[[ Information, beginning ]]

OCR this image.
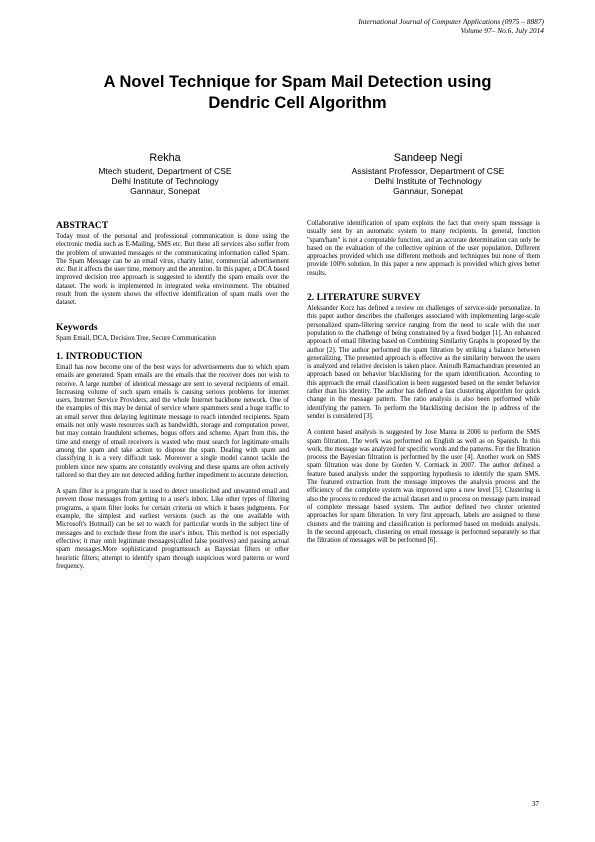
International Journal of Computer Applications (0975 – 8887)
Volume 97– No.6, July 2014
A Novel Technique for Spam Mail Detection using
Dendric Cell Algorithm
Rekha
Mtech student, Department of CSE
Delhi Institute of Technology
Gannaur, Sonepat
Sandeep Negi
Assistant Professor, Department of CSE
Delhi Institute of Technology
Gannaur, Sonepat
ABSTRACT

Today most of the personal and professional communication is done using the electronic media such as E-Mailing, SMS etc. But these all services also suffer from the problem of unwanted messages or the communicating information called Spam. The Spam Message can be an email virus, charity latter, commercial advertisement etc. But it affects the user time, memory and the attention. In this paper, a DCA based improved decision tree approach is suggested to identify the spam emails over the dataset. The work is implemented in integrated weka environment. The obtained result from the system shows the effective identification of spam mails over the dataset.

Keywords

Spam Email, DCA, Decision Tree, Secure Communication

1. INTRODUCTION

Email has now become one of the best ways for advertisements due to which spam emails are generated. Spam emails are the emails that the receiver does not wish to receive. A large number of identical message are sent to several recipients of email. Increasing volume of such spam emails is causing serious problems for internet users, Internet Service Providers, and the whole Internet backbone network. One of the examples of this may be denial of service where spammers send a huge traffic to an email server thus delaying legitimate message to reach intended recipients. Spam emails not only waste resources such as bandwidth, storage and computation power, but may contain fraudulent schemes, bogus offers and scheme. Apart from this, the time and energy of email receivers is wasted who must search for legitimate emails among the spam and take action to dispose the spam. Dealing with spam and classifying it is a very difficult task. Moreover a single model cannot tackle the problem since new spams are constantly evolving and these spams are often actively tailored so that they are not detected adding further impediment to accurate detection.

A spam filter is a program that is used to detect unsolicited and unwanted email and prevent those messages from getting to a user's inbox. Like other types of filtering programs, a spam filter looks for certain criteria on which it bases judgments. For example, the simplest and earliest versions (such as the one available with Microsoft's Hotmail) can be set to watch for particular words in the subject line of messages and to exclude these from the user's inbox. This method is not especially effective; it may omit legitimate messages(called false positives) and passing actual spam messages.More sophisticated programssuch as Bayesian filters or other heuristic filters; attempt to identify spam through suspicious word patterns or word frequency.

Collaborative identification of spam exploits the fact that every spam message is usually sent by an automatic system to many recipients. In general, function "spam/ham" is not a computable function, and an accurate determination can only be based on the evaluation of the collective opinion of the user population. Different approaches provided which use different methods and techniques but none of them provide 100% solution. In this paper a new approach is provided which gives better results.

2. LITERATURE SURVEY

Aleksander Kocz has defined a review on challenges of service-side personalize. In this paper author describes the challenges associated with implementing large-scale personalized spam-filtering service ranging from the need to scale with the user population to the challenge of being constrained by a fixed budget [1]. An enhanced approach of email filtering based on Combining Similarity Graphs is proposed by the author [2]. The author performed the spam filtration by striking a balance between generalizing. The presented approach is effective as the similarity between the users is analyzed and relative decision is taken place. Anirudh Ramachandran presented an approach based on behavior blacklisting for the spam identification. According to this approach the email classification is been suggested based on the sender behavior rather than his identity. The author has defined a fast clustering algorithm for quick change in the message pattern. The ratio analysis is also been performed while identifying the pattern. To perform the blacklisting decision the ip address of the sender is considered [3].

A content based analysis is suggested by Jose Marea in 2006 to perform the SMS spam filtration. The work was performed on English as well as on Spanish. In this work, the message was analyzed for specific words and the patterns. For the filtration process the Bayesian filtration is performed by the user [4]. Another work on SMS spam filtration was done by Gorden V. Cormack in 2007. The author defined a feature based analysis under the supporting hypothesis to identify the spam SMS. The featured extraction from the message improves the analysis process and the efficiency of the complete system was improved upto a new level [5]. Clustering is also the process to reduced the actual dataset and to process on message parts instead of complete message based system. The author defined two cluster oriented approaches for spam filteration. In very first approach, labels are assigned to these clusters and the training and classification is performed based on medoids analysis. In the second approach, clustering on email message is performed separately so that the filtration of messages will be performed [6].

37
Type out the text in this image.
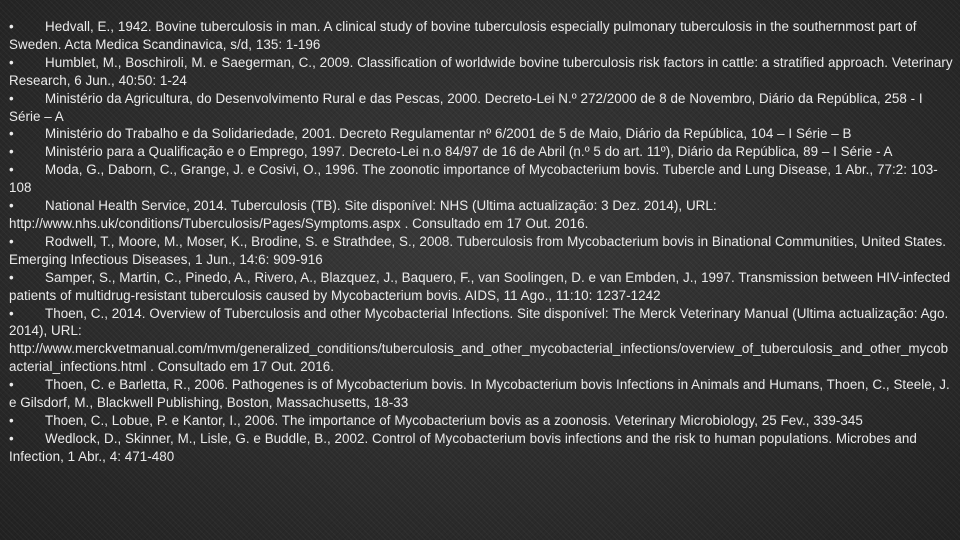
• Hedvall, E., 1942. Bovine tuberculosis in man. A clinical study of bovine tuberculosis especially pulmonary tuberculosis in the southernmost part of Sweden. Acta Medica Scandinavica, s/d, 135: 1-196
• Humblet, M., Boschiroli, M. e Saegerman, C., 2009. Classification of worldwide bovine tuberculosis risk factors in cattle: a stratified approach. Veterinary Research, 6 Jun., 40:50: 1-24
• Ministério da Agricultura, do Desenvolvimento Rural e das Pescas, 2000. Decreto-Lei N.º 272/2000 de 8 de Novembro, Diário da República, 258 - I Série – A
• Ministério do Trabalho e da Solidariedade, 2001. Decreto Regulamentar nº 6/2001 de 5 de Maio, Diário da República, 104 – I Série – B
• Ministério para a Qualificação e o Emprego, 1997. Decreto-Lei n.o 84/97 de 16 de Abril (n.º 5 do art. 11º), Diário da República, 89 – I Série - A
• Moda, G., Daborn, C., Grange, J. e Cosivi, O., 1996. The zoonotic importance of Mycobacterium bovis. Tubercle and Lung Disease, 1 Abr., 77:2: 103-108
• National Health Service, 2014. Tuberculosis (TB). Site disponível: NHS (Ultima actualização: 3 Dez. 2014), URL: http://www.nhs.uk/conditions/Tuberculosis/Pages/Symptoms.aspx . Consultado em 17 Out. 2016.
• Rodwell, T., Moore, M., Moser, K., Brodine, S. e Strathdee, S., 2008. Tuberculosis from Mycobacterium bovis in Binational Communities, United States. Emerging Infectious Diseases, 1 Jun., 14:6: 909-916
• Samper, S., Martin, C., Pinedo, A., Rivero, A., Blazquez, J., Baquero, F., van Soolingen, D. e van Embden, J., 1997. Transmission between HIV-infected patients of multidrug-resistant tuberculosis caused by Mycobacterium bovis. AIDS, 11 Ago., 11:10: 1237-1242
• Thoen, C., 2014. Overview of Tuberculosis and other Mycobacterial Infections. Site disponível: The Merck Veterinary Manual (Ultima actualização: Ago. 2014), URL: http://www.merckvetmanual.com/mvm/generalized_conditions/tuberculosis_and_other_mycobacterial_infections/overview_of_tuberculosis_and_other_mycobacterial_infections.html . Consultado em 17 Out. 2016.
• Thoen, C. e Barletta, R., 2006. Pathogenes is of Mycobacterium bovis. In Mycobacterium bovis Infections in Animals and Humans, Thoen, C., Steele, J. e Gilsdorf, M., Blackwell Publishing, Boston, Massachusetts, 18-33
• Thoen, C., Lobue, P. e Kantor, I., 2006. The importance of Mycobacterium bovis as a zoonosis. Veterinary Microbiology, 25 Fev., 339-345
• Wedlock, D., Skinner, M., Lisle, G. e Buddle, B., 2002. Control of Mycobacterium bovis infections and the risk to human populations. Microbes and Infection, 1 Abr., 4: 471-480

[[ Information, end ]]

● **Aim of the exercise**
Filter the entries down to the lines with the word "Série" in them.

● **Your solution**
• Ministério da Agricultura, do Desenvolvimento Rural e das Pescas, 2000. Decreto-Lei N.º 272/2000 de 8 de Novembro, Diário da República, 258 - I Série – A
• Ministério do Trabalho e da Solidariedade, 2001. Decreto Regulamentar nº 6/2001 de 5 de Maio, Diário da República, 104 – I Série – B
• Ministério para a Qualificação e o Emprego, 1997. Decreto-Lei n.o 84/97 de 16 de Abril (n.º 5 do art. 11º), Diário da República, 89 – I Série - A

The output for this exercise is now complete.